Schriftliche Aufgabe 1> In wie viele Sprachen wurde »Der Fall Arbogast« laut der Buchbesprechung zu »Pfaueninsel« übersetzt?
Schriftliche Aufgabe 2> Setzen Sie die Buchbesprechung zu »Pfaueninsel« nach ihrem letzten Satz fort.

Auszug>
Thomas Hettche – Pfaueninsel

  • Kurzmeinung

    Squirrel
    Angenehme Geschichte, wie es denn gewesen sein könnte vor 200 Jahren auf der Pfaueninsel
  • Kurzmeinung

    Submania
    Hörbuch sehr angenehm gelesen, an einem Tag zügig durch. schöne Sprache, als Buch hätte es evtl. gelangweilt.
  • Der Autor:
    Thomas Hettche, 1964 am Rand des Vogelsbergs geboren, lebt in Berlin. Sein Romandebüt »Ludwig muss sterben« wurde 1989 als Geniestreich gefeiert. Danach erschien unter anderem »Der Fall Arbogast« (2001), ein Bestseller, der in zwölf Sprachen übersetzt worden ist. »Woraus wir gemacht sind«, 2006 bei Kiepenheuer & Witsch erschienen, stand auf der Shortlist des Deutschen Buchpreises. Anschliessend veröffentlichte Hettche den hochgelobten Roman »Die Liebe der Väter« (2010) und den autobiographischen Essayband »Totenberg« (2012). Zuletzt schrieb er »Pfaueninsel«, 2014 bei Kiepenheuer & Witsch erschienen, auf der Shortlist des Deutschen Buchpreises 2014 (Bekanntgabe des Preisträgers am 6. 10. 2014 um 18.55 Uhr). (Quelle: Der Verlag, ergänzt)


    Der Roman:
    Ja, der Roman hat mir gut gefallen. Thomas Hettche berichtet über die Entstehung der Gartenarchitektur auf der Pfaueninsel und bringt dabei souverän Geschichte und fantastische Erzählung zusammen. Er beschreibt nicht die Landschaft, er erzählt sie. Er zieht mich in seine Geschichte hinein; zu Beginn ignoriere ich total, wo die Lesereise hingeht, am Ende bin ich um eine wunderbare Erzählung reicher. Dabei hat sie teilweise dokumentarischen Charakter wie es eine Internetseite anhand von Textauszügen vor Augen und ins Ohr führt (http://www.pfaueninsel-roman.de/).

Vorliegende Datensätze>
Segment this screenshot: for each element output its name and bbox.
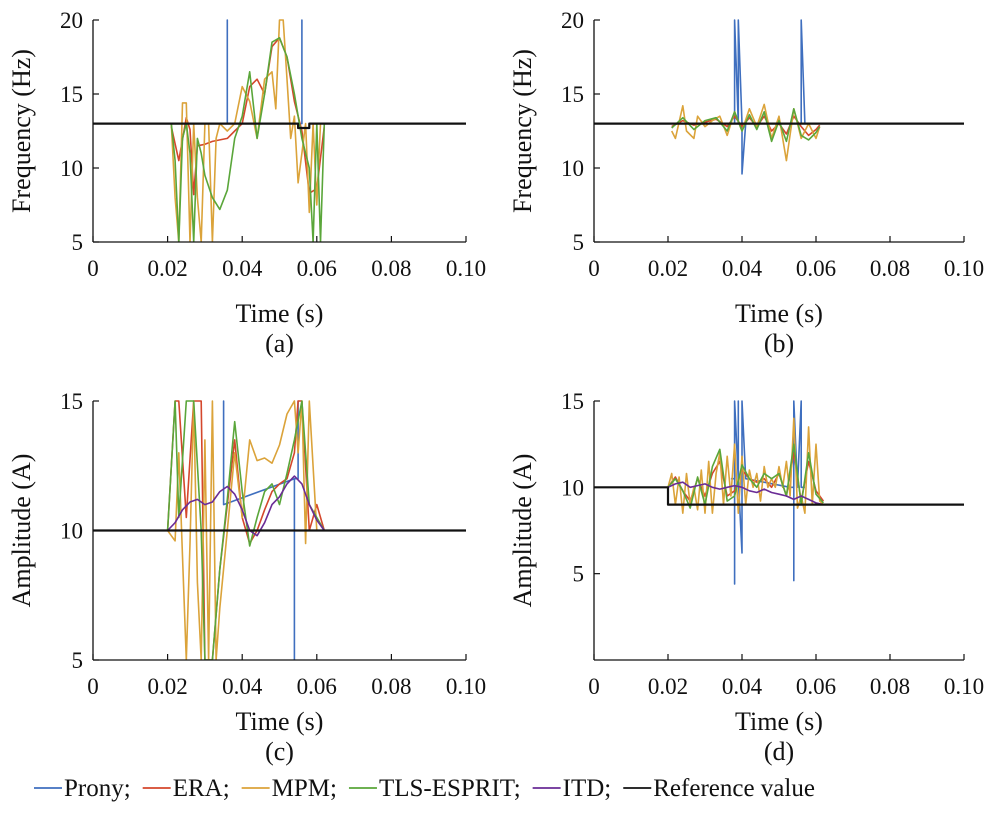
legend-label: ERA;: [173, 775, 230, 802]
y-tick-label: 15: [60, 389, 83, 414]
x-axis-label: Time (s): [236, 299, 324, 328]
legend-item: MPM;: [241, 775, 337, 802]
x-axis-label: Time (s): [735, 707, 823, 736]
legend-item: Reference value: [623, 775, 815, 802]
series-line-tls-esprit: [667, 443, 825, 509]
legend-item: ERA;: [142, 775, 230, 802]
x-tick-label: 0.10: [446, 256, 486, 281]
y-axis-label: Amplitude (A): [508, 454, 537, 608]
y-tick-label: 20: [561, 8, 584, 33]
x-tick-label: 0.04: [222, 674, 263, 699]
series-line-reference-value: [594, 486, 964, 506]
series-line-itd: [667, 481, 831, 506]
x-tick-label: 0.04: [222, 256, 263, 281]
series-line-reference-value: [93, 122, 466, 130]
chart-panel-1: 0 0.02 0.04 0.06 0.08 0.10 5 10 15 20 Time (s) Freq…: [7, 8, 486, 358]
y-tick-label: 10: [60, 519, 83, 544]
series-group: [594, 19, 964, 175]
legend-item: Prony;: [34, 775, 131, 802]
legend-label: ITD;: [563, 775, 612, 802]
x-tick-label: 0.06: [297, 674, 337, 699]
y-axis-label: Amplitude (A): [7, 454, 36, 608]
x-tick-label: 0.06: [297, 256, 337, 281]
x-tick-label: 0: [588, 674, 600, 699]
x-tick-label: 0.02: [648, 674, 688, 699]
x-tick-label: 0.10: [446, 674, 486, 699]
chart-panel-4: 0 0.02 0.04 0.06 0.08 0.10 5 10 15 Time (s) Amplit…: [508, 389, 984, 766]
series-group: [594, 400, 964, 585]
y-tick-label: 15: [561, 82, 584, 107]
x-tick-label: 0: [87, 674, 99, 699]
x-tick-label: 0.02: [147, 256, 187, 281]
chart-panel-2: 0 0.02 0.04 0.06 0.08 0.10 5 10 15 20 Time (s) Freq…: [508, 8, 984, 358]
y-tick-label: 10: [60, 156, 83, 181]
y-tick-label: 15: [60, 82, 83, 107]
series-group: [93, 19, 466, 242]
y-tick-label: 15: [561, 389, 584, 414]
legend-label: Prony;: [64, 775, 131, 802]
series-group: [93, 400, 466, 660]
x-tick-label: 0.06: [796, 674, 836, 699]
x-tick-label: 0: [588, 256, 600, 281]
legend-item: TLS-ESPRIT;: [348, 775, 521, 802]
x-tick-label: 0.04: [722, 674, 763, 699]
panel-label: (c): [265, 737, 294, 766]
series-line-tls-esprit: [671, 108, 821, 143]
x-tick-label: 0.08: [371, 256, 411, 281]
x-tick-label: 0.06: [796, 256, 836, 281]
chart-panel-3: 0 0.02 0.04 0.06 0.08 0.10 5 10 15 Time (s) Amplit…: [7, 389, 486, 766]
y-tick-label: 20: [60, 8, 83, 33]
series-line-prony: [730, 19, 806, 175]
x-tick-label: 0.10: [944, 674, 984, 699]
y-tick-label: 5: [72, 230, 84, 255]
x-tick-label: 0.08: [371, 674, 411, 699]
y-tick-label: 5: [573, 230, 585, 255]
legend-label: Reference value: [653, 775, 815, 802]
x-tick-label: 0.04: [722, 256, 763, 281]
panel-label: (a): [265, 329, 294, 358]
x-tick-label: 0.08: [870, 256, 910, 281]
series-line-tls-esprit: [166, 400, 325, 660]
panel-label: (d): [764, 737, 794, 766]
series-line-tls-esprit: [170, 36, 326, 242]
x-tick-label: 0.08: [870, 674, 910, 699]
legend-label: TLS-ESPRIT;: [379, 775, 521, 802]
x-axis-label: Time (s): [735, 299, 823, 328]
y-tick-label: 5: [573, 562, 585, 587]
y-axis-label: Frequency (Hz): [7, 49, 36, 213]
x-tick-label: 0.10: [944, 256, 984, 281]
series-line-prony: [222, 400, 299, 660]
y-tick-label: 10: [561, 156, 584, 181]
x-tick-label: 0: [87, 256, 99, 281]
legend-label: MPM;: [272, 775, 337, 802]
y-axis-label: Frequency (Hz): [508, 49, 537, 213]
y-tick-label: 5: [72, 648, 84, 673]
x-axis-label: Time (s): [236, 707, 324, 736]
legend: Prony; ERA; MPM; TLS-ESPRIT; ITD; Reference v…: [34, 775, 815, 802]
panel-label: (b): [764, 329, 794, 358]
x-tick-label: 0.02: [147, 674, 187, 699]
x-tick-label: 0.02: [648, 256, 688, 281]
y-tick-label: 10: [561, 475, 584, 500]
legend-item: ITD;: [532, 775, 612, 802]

Antwort 1> In zwölf Sprachen.

Antwort 2>
    Die Handlung erzählt von Marie, einer Zwergin auch Schlossfräulein genannt, die seit ihrem 6. Lebensjahr auf der Pfaueninsel lebt. Sie wächst dort zusammen mit ihrem Bruder Christian Friedrich Strakon, auch ein Zwerg, auf. Sie lebt auf der Pfaueninsel bei der Familie des Hofgärtners mit weiteren Angestellten und einem Bauern. Gelegentlich erscheint König Friedrich Wilhelm III. von Preussen samt seiner Familie und Hof, dann müssen alle Spalier stehen.
    Die jung verstorbene Königin Luise hatte bei einem Besuch Christian als 'Monster' bezeichnet. Der Ausruf wird den Geschwistern zum Schicksal.


    Die heranwachsende Marie verliebt sich in den Sohn des Hofgärtners, Gustav. Trotz erwiderter Liebe bewahrt es sie nicht vor schweren Schicksalsschlägen, das Zwergenthema spielt dabei eine gewichtige Rolle.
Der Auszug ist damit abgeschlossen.